## DIRECTIVE
Transcribe all of the material exactly. Any picture in it should be left out.

____ INPUT RECORDS

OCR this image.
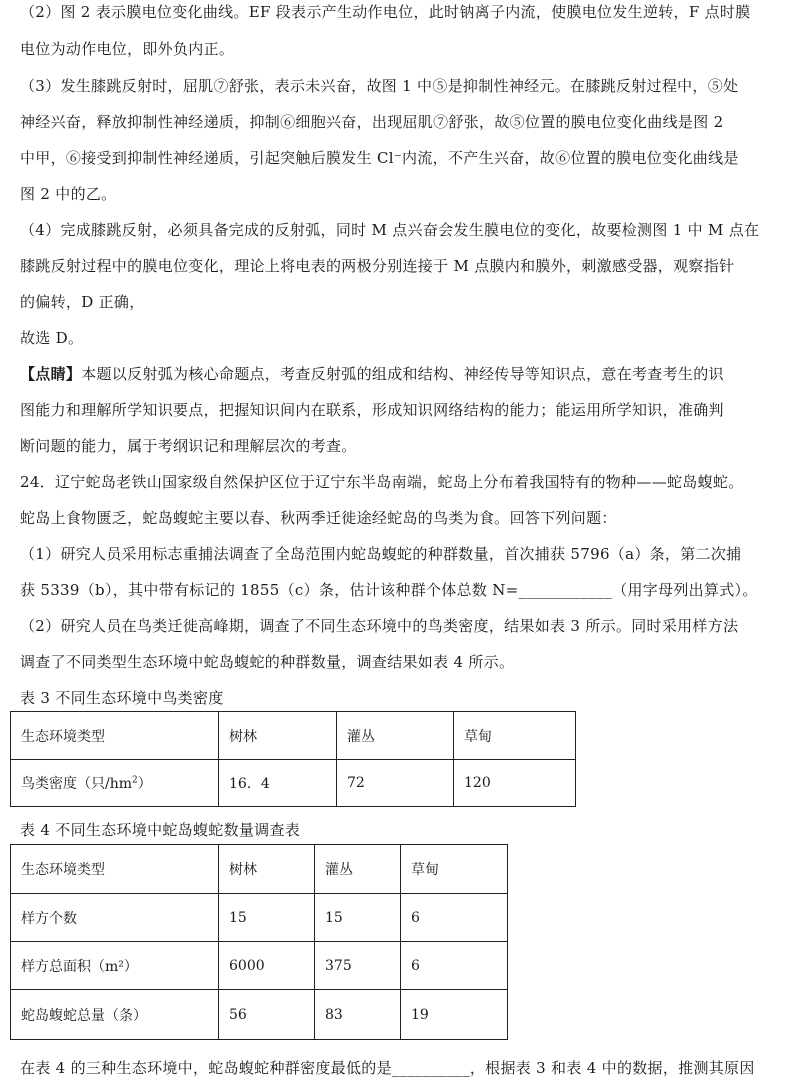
（2）图 2 表示膜电位变化曲线。EF 段表示产生动作电位，此时钠离子内流，使膜电位发生逆转，F 点时膜
电位为动作电位，即外负内正。
（3）发生膝跳反射时，屈肌⑦舒张，表示未兴奋，故图 1 中⑤是抑制性神经元。在膝跳反射过程中，⑤处
神经兴奋，释放抑制性神经递质，抑制⑥细胞兴奋，出现屈肌⑦舒张，故⑤位置的膜电位变化曲线是图 2
中甲，⑥接受到抑制性神经递质，引起突触后膜发生 Cl⁻内流，不产生兴奋，故⑥位置的膜电位变化曲线是
图 2 中的乙。
（4）完成膝跳反射，必须具备完成的反射弧，同时 M 点兴奋会发生膜电位的变化，故要检测图 1 中 M 点在
膝跳反射过程中的膜电位变化，理论上将电表的两极分别连接于 M 点膜内和膜外，刺激感受器，观察指针
的偏转，D 正确，
故选 D。
【点睛】本题以反射弧为核心命题点，考查反射弧的组成和结构、神经传导等知识点，意在考查考生的识
图能力和理解所学知识要点，把握知识间内在联系，形成知识网络结构的能力；能运用所学知识，准确判
断问题的能力，属于考纲识记和理解层次的考查。
24．辽宁蛇岛老铁山国家级自然保护区位于辽宁东半岛南端，蛇岛上分布着我国特有的物种——蛇岛蝮蛇。
蛇岛上食物匮乏，蛇岛蝮蛇主要以春、秋两季迁徙途经蛇岛的鸟类为食。回答下列问题：
（1）研究人员采用标志重捕法调查了全岛范围内蛇岛蝮蛇的种群数量，首次捕获 5796（a）条，第二次捕
获 5339（b），其中带有标记的 1855（c）条，估计该种群个体总数 N=____________（用字母列出算式）。
（2）研究人员在鸟类迁徙高峰期，调查了不同生态环境中的鸟类密度，结果如表 3 所示。同时采用样方法
调查了不同类型生态环境中蛇岛蝮蛇的种群数量，调查结果如表 4 所示。
表 3 不同生态环境中鸟类密度
生态环境类型	树林	灌丛	草甸
鸟类密度（只$/hm^2$）	16．4	72	120
表 4 不同生态环境中蛇岛蝮蛇数量调查表
生态环境类型	树林	灌丛	草甸
样方个数	15	15	6
样方总面积（m²）	6000	375	6
蛇岛蝮蛇总量（条）	56	83	19
在表 4 的三种生态环境中，蛇岛蝮蛇种群密度最低的是__________，根据表 3 和表 4 中的数据，推测其原因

________

## SOLUTION TO THIS TASK
OCR this image.
（2）图 2 表示膜电位变化曲线。EF 段表示产生动作电位，此时钠离子内流，使膜电位发生逆转，F 点时膜
电位为动作电位，即外负内正。
（3）发生膝跳反射时，屈肌⑦舒张，表示未兴奋，故图 1 中⑤是抑制性神经元。在膝跳反射过程中，⑤处
神经兴奋，释放抑制性神经递质，抑制⑥细胞兴奋，出现屈肌⑦舒张，故⑤位置的膜电位变化曲线是图 2
中甲，⑥接受到抑制性神经递质，引起突触后膜发生 Cl⁻内流，不产生兴奋，故⑥位置的膜电位变化曲线是
图 2 中的乙。
（4）完成膝跳反射，必须具备完成的反射弧，同时 M 点兴奋会发生膜电位的变化，故要检测图 1 中 M 点在
膝跳反射过程中的膜电位变化，理论上将电表的两极分别连接于 M 点膜内和膜外，刺激感受器，观察指针
的偏转，D 正确，
故选 D。
【点睛】本题以反射弧为核心命题点，考查反射弧的组成和结构、神经传导等知识点，意在考查考生的识
图能力和理解所学知识要点，把握知识间内在联系，形成知识网络结构的能力；能运用所学知识，准确判
断问题的能力，属于考纲识记和理解层次的考查。
24．辽宁蛇岛老铁山国家级自然保护区位于辽宁东半岛南端，蛇岛上分布着我国特有的物种——蛇岛蝮蛇。
蛇岛上食物匮乏，蛇岛蝮蛇主要以春、秋两季迁徙途经蛇岛的鸟类为食。回答下列问题：
（1）研究人员采用标志重捕法调查了全岛范围内蛇岛蝮蛇的种群数量，首次捕获 5796（a）条，第二次捕
获 5339（b），其中带有标记的 1855（c）条，估计该种群个体总数 N=____________（用字母列出算式）。
（2）研究人员在鸟类迁徙高峰期，调查了不同生态环境中的鸟类密度，结果如表 3 所示。同时采用样方法
调查了不同类型生态环境中蛇岛蝮蛇的种群数量，调查结果如表 4 所示。
表 3 不同生态环境中鸟类密度
生态环境类型	树林	灌丛	草甸
鸟类密度（只$/hm^2$）	16．4	72	120
表 4 不同生态环境中蛇岛蝮蛇数量调查表
生态环境类型	树林	灌丛	草甸
样方个数	15	15	6
样方总面积（m²）	6000	375	6
蛇岛蝮蛇总量（条）	56	83	19
在表 4 的三种生态环境中，蛇岛蝮蛇种群密度最低的是__________，根据表 3 和表 4 中的数据，推测其原因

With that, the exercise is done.